*** Information shown ***
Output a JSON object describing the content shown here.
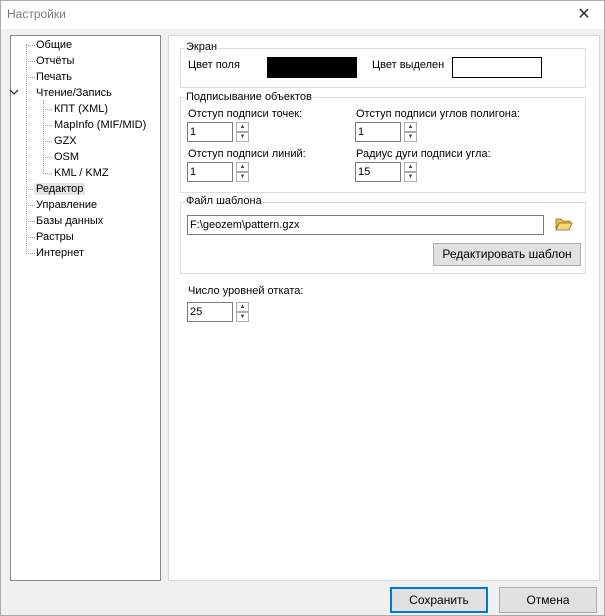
{
  "window": {
    "title": "Настройки",
    "close_glyph": "✕"
  },
  "tree": {
    "items": [
      {
        "label": "Общие"
      },
      {
        "label": "Отчёты"
      },
      {
        "label": "Печать"
      },
      {
        "label": "Чтение/Запись"
      },
      {
        "label": "КПТ (XML)"
      },
      {
        "label": "MapInfo (MIF/MID)"
      },
      {
        "label": "GZX"
      },
      {
        "label": "OSM"
      },
      {
        "label": "KML / KMZ"
      },
      {
        "label": "Редактор"
      },
      {
        "label": "Управление"
      },
      {
        "label": "Базы данных"
      },
      {
        "label": "Растры"
      },
      {
        "label": "Интернет"
      }
    ],
    "selected": "Редактор"
  },
  "screen": {
    "title": "Экран",
    "field_color_label": "Цвет поля",
    "field_color": "#000000",
    "selection_color_label": "Цвет выделен",
    "selection_color": "#ffffff"
  },
  "labels": {
    "title": "Подписывание объектов",
    "point_offset_label": "Отступ подписи точек:",
    "point_offset_value": "1",
    "polygon_angle_offset_label": "Отступ подписи углов полигона:",
    "polygon_angle_offset_value": "1",
    "line_offset_label": "Отступ подписи  линий:",
    "line_offset_value": "1",
    "arc_radius_label": "Радиус дуги подписи угла:",
    "arc_radius_value": "15"
  },
  "template": {
    "title": "Файл шаблона",
    "path": "F:\\geozem\\pattern.gzx",
    "edit_button": "Редактировать шаблон"
  },
  "undo": {
    "label": "Число уровней отката:",
    "value": "25"
  },
  "buttons": {
    "save": "Сохранить",
    "cancel": "Отмена"
  }
}
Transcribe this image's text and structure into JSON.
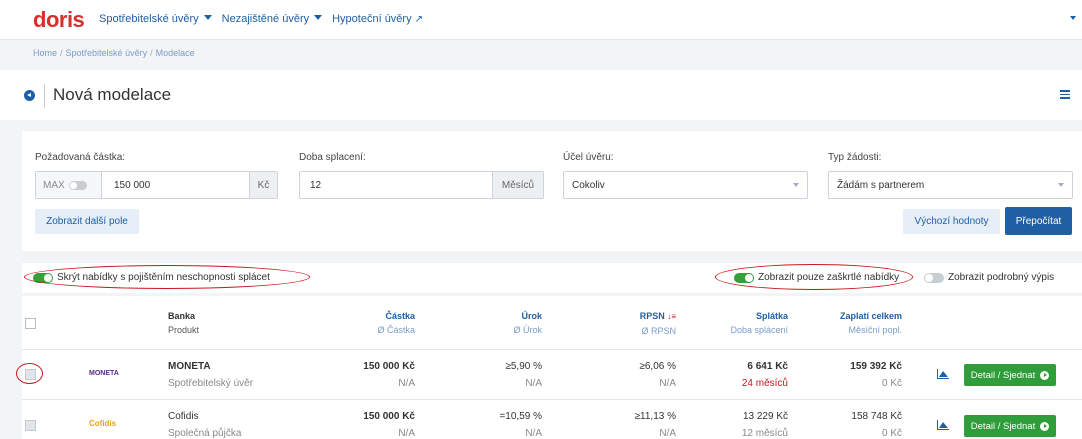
{
  "brand": "doris",
  "nav": {
    "items": [
      {
        "label": "Spotřebitelské úvěry",
        "icon": "caret-down-icon"
      },
      {
        "label": "Nezajištěné úvěry",
        "icon": "caret-down-icon"
      },
      {
        "label": "Hypoteční úvěry",
        "icon": "external-link-icon"
      }
    ],
    "external_glyph": "↗"
  },
  "breadcrumb": {
    "items": [
      "Home",
      "Spotřebitelské úvěry",
      "Modelace"
    ],
    "separator": "/"
  },
  "page_title": "Nová modelace",
  "form": {
    "amount": {
      "label": "Požadovaná částka:",
      "max_label": "MAX",
      "value": "150 000",
      "unit": "Kč",
      "max_enabled": false
    },
    "term": {
      "label": "Doba splacení:",
      "value": "12",
      "unit": "Měsíců"
    },
    "purpose": {
      "label": "Účel úvěru:",
      "value": "Cokoliv"
    },
    "request_type": {
      "label": "Typ žádosti:",
      "value": "Žádám s partnerem"
    },
    "more_fields_label": "Zobrazit další pole",
    "defaults_label": "Výchozí hodnoty",
    "recalc_label": "Přepočítat"
  },
  "switches": {
    "hide_insurance": {
      "label": "Skrýt nabídky s pojištěním neschopnosti splácet",
      "on": true
    },
    "only_checked": {
      "label": "Zobrazit pouze zaškrtlé nabídky",
      "on": true
    },
    "detailed": {
      "label": "Zobrazit podrobný výpis",
      "on": false
    }
  },
  "table": {
    "columns": [
      {
        "h1": "Banka",
        "h2": "Produkt"
      },
      {
        "h1": "Částka",
        "h2": "Ø Částka"
      },
      {
        "h1": "Úrok",
        "h2": "Ø Úrok"
      },
      {
        "h1": "RPSN",
        "h2": "Ø RPSN",
        "sort_glyph": "↓≡"
      },
      {
        "h1": "Splátka",
        "h2": "Doba splácení"
      },
      {
        "h1": "Zaplatí celkem",
        "h2": "Měsíční popl."
      }
    ],
    "rows": [
      {
        "logo": "MONETA",
        "logo_color": "#5a2a82",
        "bank": "MONETA",
        "product": "Spotřebitelský úvěr",
        "amount": "150 000 Kč",
        "amount_avg": "N/A",
        "rate": "≥5,90 %",
        "rate_avg": "N/A",
        "rpsn": "≥6,06 %",
        "rpsn_avg": "N/A",
        "installment": "6 641 Kč",
        "term": "24 měsíců",
        "term_highlight": true,
        "total": "159 392 Kč",
        "fee": "0 Kč",
        "action": "Detail / Sjednat"
      },
      {
        "logo": "Cofidis",
        "logo_color": "#e8a317",
        "bank": "Cofidis",
        "product": "Společná půjčka",
        "amount": "150 000 Kč",
        "amount_avg": "N/A",
        "rate": "=10,59 %",
        "rate_avg": "N/A",
        "rpsn": "≥11,13 %",
        "rpsn_avg": "N/A",
        "installment": "13 229 Kč",
        "term": "12 měsíců",
        "term_highlight": false,
        "total": "158 748 Kč",
        "fee": "0 Kč",
        "action": "Detail / Sjednat"
      }
    ]
  },
  "colors": {
    "brand_red": "#d6302c",
    "primary_blue": "#1f5fa3",
    "green": "#2e9d3a",
    "annotation_red": "#c9161c"
  }
}
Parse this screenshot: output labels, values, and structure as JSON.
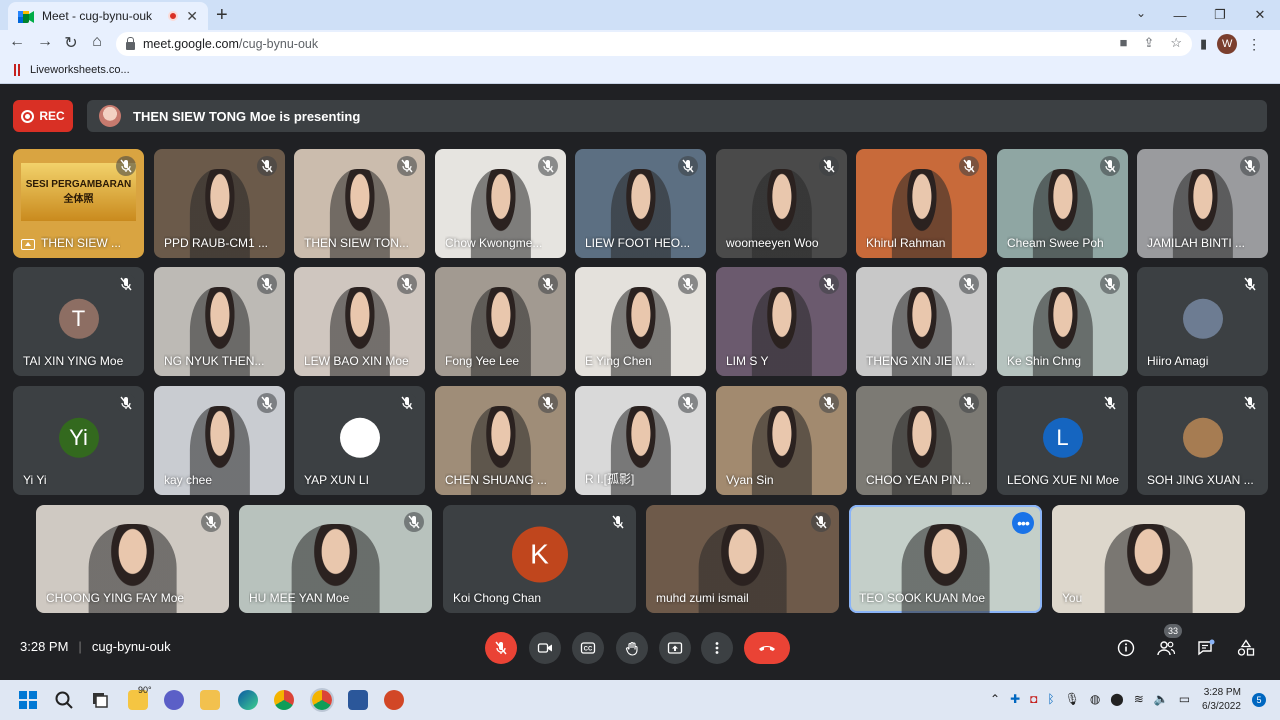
***
| Task |
Every line containing the string "подписи" must be listed.

| Expected answer |
    "point_offset_label": "Отступ подписи точек:",
    "polygon_angle_offset_label": "Отступ подписи углов полигона:",
    "line_offset_label": "Отступ подписи  линий:",
    "arc_radius_label": "Радиус дуги подписи угла:",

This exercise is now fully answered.